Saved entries
================

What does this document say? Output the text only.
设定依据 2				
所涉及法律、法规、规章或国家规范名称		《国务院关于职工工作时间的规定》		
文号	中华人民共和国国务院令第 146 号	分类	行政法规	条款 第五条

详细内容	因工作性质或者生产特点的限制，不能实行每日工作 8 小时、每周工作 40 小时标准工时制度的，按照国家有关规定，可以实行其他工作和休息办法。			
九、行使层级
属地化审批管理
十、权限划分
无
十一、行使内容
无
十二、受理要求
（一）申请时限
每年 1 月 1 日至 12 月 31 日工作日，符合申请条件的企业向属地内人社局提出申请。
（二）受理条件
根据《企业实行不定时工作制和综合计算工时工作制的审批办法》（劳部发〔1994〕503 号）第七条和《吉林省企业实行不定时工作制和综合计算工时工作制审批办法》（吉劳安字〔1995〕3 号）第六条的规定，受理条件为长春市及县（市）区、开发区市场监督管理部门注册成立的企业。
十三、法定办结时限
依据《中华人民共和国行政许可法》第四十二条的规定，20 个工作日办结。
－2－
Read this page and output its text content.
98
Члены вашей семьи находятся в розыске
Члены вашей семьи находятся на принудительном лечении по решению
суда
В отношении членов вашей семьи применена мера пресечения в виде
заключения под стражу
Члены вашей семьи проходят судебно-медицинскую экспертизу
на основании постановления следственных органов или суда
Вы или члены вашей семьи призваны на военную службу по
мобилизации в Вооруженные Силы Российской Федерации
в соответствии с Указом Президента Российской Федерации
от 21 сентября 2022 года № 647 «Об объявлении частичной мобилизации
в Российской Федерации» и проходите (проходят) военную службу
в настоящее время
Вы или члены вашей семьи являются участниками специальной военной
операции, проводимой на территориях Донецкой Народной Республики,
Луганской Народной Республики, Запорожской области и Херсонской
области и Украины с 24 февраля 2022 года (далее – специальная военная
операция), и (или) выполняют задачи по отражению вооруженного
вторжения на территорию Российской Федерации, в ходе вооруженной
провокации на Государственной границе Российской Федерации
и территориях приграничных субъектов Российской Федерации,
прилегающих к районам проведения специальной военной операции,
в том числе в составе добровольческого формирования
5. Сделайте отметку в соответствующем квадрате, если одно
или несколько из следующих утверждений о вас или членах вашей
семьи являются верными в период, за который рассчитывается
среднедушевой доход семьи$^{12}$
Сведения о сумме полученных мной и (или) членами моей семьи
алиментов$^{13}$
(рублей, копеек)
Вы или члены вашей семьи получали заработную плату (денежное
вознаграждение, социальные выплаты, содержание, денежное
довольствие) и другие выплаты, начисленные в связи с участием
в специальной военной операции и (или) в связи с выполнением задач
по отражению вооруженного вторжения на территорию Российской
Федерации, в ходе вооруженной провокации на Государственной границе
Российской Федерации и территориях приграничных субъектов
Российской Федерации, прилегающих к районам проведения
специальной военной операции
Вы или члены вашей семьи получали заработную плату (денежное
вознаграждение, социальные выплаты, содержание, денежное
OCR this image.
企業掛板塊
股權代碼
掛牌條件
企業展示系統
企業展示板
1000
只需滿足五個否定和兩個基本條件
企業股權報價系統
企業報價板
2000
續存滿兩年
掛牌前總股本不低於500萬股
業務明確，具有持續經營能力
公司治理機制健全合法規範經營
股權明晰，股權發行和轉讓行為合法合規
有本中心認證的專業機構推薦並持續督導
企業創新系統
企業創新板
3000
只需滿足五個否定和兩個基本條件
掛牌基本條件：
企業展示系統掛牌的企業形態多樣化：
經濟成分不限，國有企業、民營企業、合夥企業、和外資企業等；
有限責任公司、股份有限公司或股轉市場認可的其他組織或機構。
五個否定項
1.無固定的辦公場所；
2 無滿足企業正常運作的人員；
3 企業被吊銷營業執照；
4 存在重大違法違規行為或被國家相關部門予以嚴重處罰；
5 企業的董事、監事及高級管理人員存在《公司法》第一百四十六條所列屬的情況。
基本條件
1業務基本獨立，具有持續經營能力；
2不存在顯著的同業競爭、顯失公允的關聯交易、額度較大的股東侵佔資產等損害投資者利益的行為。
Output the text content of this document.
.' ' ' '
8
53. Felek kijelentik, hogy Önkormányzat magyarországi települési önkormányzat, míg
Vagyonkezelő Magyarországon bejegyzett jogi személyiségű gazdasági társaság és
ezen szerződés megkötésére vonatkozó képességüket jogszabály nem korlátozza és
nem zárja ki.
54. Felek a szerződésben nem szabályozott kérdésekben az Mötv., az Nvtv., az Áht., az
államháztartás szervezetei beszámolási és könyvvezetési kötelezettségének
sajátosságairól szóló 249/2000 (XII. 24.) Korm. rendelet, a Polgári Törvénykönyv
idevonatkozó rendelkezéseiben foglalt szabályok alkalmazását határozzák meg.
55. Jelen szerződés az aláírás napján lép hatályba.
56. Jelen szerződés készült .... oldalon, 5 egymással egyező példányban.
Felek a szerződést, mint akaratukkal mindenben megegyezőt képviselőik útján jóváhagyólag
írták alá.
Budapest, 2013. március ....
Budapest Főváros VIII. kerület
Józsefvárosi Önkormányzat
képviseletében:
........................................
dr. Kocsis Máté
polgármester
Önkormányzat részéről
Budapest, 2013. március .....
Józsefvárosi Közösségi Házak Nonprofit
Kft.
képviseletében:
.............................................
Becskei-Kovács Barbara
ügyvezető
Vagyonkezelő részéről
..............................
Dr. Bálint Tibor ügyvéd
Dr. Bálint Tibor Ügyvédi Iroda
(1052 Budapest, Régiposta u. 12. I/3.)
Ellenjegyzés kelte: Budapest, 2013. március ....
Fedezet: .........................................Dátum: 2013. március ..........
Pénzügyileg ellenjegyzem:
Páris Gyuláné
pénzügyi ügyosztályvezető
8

================

Copy out each line of the records that holds the string "részéről".

Önkormányzat részéről
Vagyonkezelő részéről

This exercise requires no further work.